(Records from a collection of figures)
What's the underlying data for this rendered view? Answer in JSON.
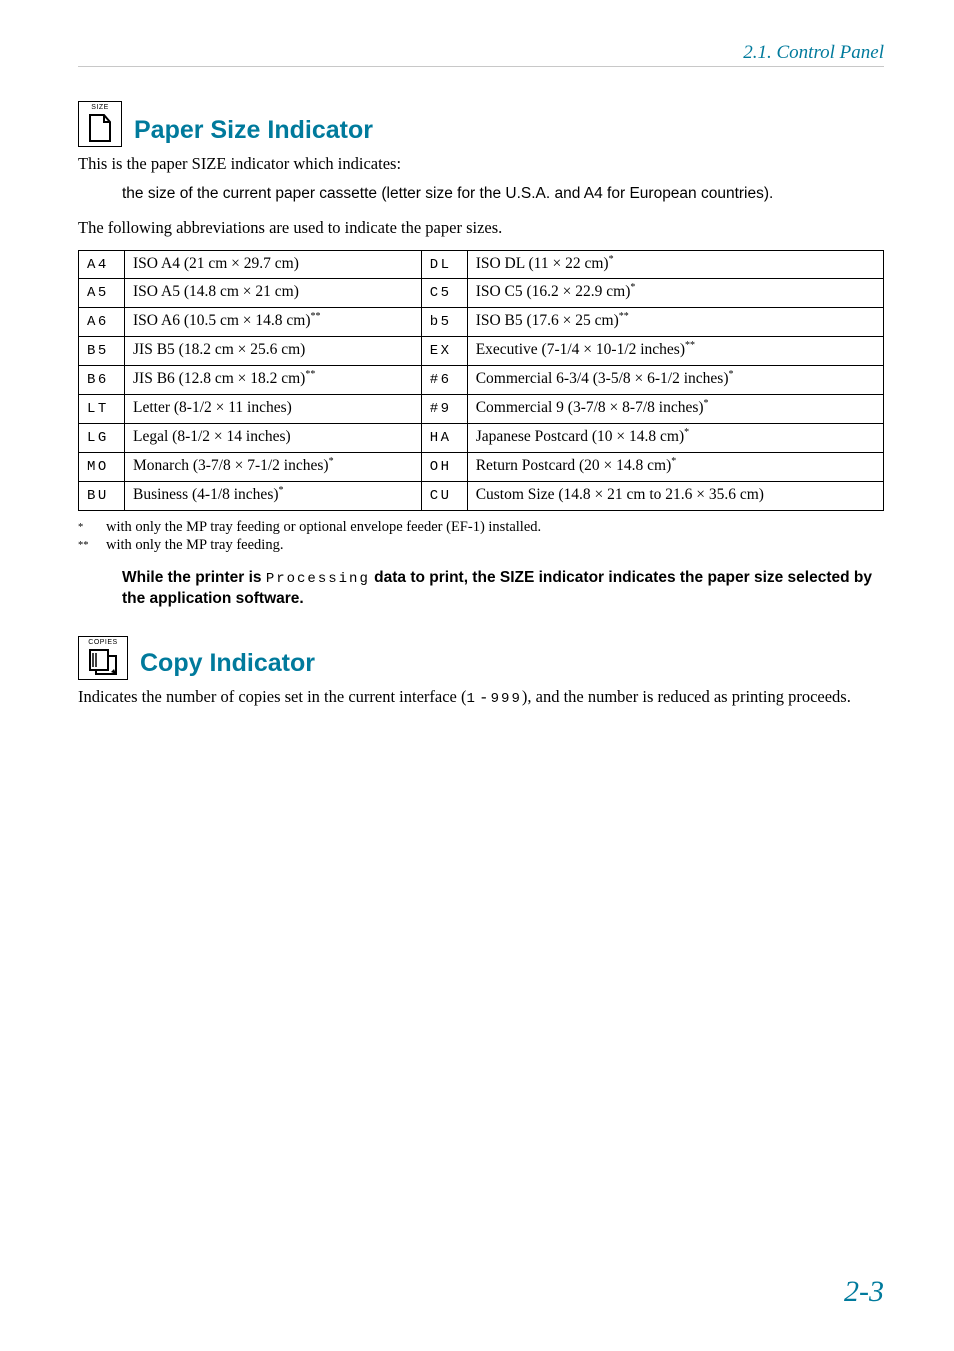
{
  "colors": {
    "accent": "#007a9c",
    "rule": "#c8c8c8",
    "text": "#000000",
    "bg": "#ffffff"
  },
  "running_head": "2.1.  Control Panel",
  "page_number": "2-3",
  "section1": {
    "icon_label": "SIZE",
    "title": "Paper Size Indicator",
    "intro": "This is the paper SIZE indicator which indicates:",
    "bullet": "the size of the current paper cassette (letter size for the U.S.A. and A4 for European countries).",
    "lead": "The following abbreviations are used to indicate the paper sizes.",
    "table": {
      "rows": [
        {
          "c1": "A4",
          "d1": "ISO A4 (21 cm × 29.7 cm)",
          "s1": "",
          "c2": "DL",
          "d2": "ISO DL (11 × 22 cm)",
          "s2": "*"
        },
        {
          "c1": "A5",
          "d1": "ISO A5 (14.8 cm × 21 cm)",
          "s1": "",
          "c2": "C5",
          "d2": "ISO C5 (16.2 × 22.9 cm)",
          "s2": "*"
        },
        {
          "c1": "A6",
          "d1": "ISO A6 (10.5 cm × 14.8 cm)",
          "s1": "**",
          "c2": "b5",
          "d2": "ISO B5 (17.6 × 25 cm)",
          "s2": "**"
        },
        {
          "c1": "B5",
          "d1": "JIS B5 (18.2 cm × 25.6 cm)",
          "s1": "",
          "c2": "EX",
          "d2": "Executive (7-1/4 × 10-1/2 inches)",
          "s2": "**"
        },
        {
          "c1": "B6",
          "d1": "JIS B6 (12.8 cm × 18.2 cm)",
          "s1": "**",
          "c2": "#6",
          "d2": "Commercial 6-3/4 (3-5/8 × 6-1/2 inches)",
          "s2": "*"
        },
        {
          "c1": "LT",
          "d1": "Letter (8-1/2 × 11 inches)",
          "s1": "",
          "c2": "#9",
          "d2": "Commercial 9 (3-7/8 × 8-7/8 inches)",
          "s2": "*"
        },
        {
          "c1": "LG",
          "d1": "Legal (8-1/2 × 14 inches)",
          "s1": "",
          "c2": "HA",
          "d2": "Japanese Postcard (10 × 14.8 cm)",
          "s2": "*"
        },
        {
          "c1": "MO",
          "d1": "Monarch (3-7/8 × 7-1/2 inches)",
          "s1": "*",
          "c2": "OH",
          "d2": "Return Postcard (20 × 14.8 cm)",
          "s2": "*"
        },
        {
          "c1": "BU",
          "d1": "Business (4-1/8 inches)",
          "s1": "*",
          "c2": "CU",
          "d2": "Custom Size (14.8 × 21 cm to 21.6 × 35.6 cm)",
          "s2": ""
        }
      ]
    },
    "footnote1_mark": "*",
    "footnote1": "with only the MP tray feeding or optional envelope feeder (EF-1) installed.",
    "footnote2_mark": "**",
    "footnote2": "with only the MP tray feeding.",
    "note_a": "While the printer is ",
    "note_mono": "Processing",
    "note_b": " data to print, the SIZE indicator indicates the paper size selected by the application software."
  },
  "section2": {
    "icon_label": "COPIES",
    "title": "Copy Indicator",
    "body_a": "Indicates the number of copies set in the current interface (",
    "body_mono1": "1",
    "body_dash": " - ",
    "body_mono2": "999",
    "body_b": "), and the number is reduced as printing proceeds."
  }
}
* * *
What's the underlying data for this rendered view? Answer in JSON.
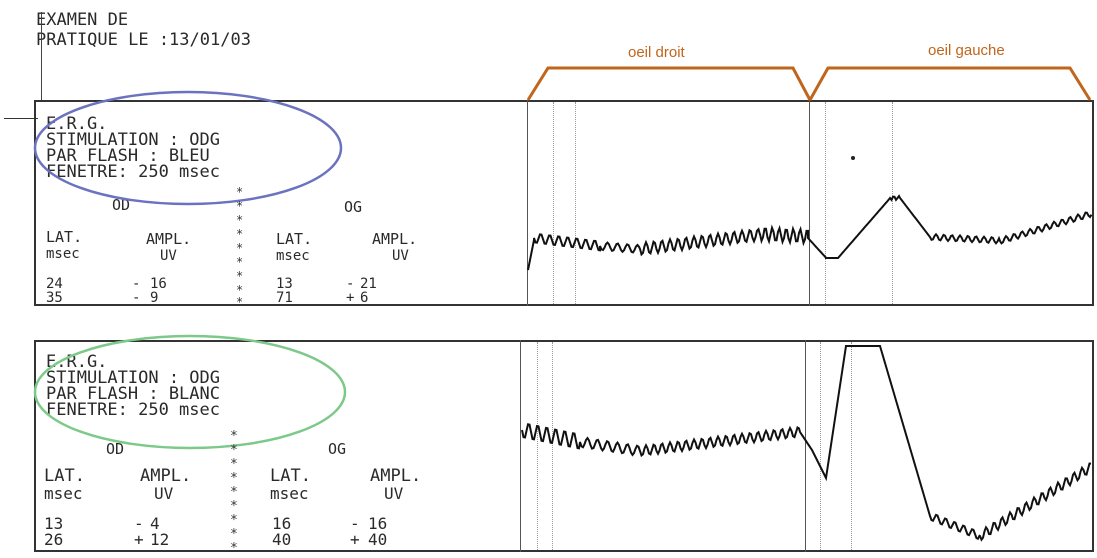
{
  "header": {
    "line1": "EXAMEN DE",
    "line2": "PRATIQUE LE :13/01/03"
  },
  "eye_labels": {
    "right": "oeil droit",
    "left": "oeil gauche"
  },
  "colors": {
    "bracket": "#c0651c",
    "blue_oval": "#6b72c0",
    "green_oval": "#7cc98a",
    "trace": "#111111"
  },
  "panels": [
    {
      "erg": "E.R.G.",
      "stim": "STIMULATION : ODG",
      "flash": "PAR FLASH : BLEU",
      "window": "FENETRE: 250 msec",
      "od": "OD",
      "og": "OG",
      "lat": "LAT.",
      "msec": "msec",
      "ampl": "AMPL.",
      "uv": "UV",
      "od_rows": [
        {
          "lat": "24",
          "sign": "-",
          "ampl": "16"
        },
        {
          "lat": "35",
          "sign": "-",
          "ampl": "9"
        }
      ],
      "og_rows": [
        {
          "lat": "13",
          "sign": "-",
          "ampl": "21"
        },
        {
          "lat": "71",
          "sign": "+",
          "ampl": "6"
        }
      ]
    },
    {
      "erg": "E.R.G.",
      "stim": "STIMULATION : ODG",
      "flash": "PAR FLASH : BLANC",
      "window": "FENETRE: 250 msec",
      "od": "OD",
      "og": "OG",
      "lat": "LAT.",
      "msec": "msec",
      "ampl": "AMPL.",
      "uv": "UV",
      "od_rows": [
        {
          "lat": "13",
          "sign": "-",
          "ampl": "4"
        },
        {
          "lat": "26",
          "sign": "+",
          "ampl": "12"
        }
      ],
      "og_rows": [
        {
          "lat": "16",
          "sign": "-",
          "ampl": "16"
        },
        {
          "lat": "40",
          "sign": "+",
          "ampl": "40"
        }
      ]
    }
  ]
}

▶ **REQUIRED TASK**:
In the records above, locate the lines holding the word "flash". Copy each of them.

▶ **SOLUTION TO THIS TASK**:
      "flash": "PAR FLASH : BLEU",
      "flash": "PAR FLASH : BLANC",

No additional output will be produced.